◆ Recorded data ◆

"""

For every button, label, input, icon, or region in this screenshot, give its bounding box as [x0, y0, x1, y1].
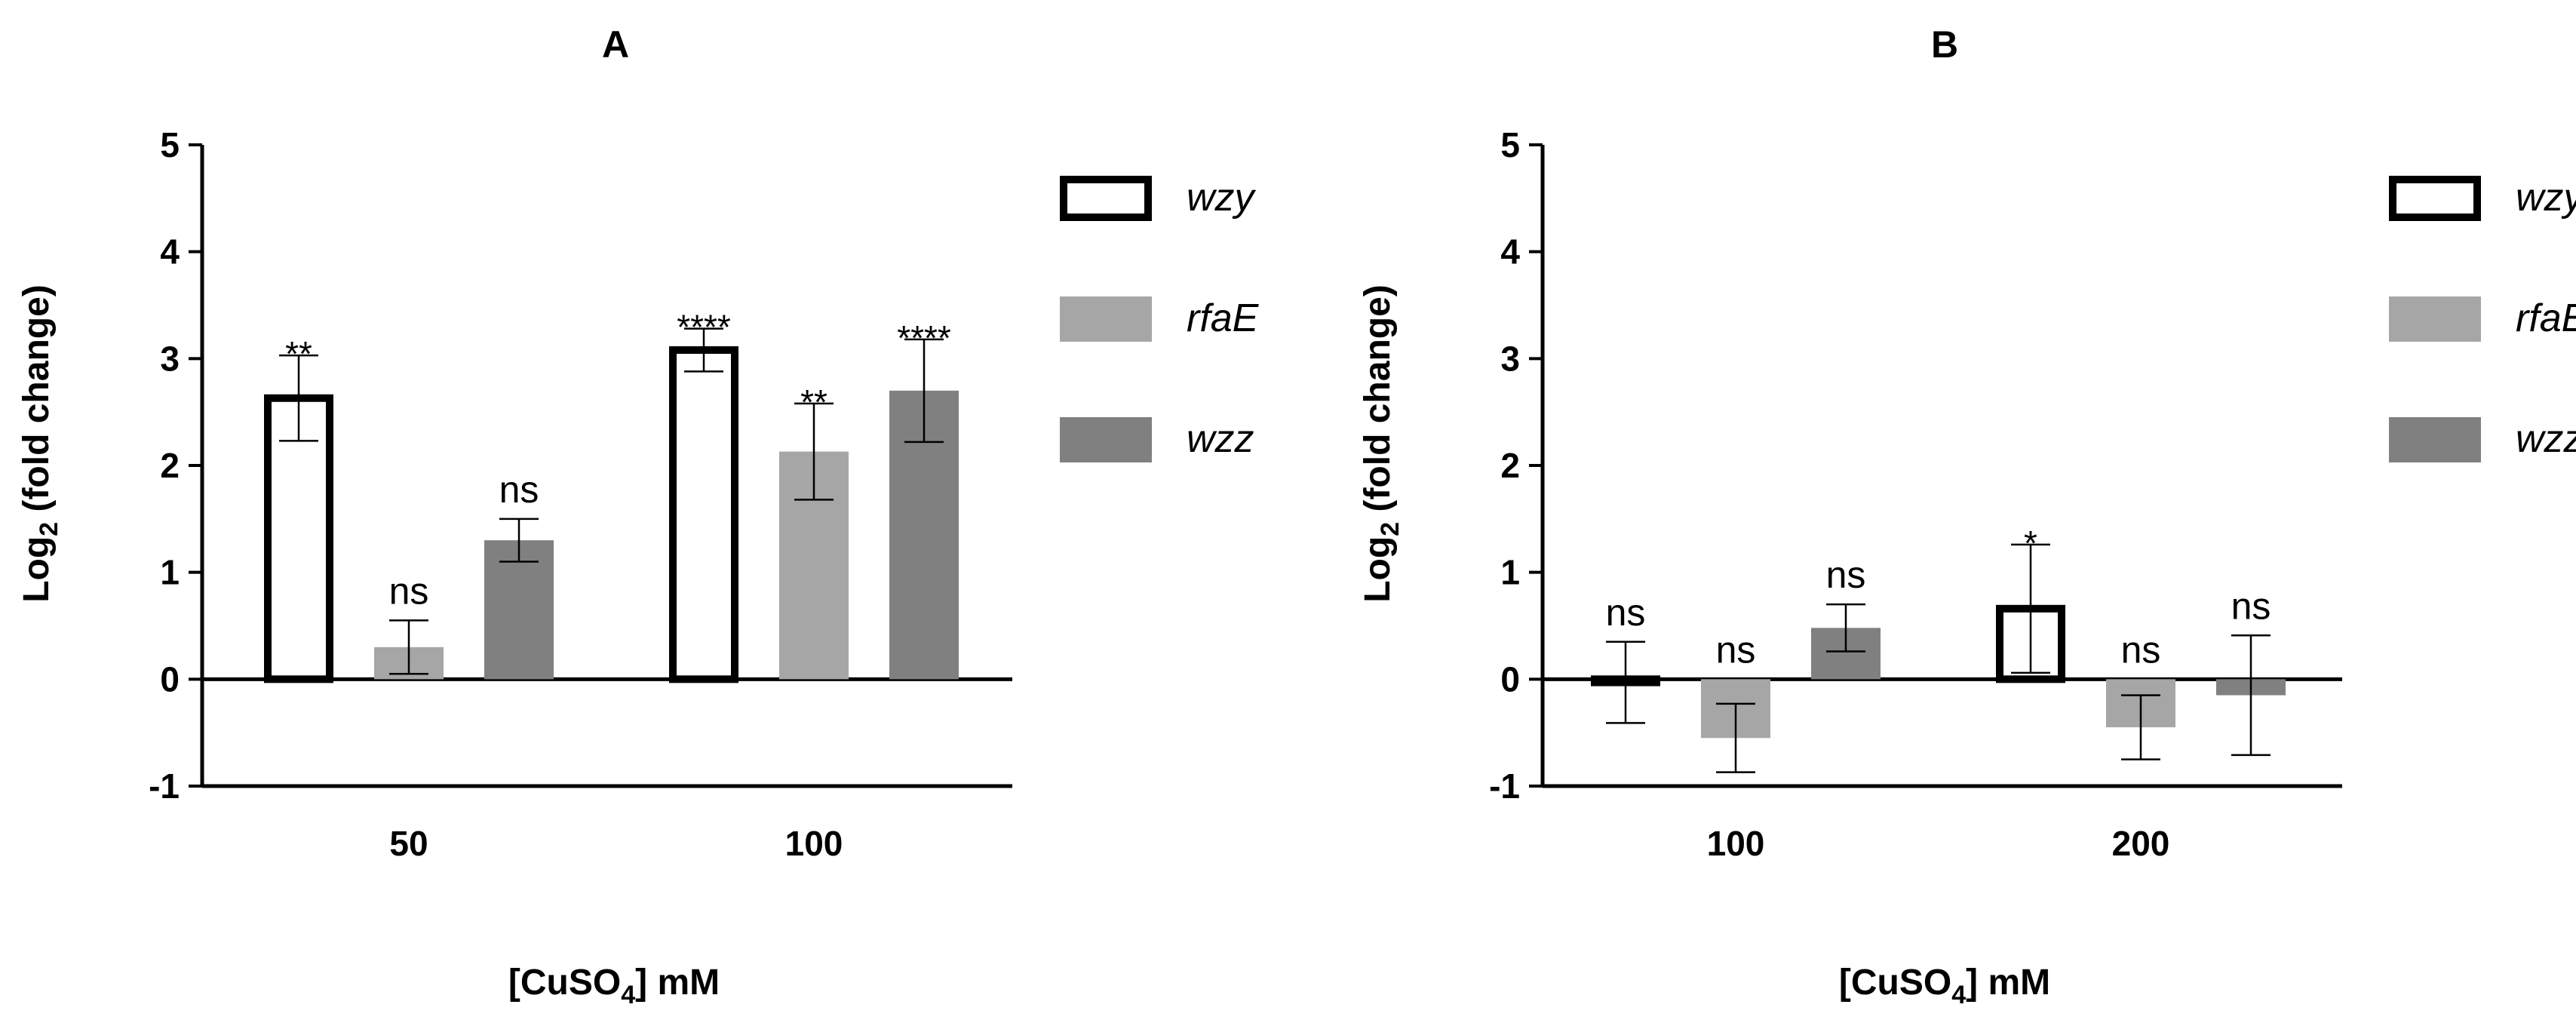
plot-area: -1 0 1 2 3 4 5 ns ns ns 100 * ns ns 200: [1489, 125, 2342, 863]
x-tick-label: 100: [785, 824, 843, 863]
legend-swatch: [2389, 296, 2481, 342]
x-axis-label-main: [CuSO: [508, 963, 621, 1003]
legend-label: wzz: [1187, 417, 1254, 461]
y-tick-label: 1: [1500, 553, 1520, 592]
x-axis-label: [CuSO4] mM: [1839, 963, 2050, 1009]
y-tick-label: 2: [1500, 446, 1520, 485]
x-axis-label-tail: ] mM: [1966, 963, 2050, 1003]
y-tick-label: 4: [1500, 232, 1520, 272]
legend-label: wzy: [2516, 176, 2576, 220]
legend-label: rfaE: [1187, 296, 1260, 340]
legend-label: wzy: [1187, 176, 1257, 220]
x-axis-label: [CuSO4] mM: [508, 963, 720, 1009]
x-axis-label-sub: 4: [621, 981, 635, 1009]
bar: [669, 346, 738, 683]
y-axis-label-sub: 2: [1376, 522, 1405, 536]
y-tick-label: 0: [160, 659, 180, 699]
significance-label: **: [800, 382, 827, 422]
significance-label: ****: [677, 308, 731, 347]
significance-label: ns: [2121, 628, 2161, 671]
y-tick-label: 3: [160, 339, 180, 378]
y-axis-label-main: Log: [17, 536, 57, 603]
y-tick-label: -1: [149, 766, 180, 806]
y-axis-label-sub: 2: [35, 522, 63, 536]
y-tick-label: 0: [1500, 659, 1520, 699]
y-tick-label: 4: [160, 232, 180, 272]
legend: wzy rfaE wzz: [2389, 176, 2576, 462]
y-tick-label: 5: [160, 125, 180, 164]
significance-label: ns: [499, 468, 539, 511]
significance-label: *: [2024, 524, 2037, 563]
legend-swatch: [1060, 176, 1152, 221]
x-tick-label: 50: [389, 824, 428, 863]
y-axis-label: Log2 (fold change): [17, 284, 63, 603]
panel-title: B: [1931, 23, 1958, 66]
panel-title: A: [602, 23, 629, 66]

"""

◆ Problem statement ◆
Rewrite all of the lines above, replacing "significance-label" with "annotation-label" and leaving everything else unchanged. Omit the pictures from your answer.

◆ Task solution ◆
For every button, label, input, icon, or region in this screenshot, give its bounding box as [x0, y0, x1, y1].
plot-area: -1 0 1 2 3 4 5 ns ns ns 100 * ns ns 200: [1489, 125, 2342, 863]
x-tick-label: 100: [785, 824, 843, 863]
legend-swatch: [2389, 296, 2481, 342]
x-axis-label-main: [CuSO: [508, 963, 621, 1003]
legend-label: wzz: [1187, 417, 1254, 461]
y-tick-label: 1: [1500, 553, 1520, 592]
x-axis-label: [CuSO4] mM: [1839, 963, 2050, 1009]
y-tick-label: 2: [1500, 446, 1520, 485]
x-axis-label-tail: ] mM: [1966, 963, 2050, 1003]
y-tick-label: 4: [1500, 232, 1520, 272]
legend-label: wzy: [2516, 176, 2576, 220]
legend-label: rfaE: [1187, 296, 1260, 340]
legend-label: wzy: [1187, 176, 1257, 220]
x-axis-label: [CuSO4] mM: [508, 963, 720, 1009]
x-axis-label-sub: 4: [621, 981, 635, 1009]
bar: [669, 346, 738, 683]
y-axis-label-sub: 2: [1376, 522, 1405, 536]
y-tick-label: 0: [160, 659, 180, 699]
annotation-label: **: [800, 382, 827, 422]
annotation-label: ****: [677, 308, 731, 347]
annotation-label: ns: [2121, 628, 2161, 671]
y-tick-label: 3: [160, 339, 180, 378]
y-axis-label-main: Log: [17, 536, 57, 603]
y-tick-label: -1: [149, 766, 180, 806]
y-axis-label-sub: 2: [35, 522, 63, 536]
y-tick-label: 0: [1500, 659, 1520, 699]
y-tick-label: 4: [160, 232, 180, 272]
legend: wzy rfaE wzz: [2389, 176, 2576, 462]
y-tick-label: 5: [160, 125, 180, 164]
annotation-label: ns: [499, 468, 539, 511]
annotation-label: *: [2024, 524, 2037, 563]
legend-swatch: [1060, 176, 1152, 221]
x-tick-label: 50: [389, 824, 428, 863]
y-axis-label: Log2 (fold change): [17, 284, 63, 603]
panel-title: B: [1931, 23, 1958, 66]
panel-title: A: [602, 23, 629, 66]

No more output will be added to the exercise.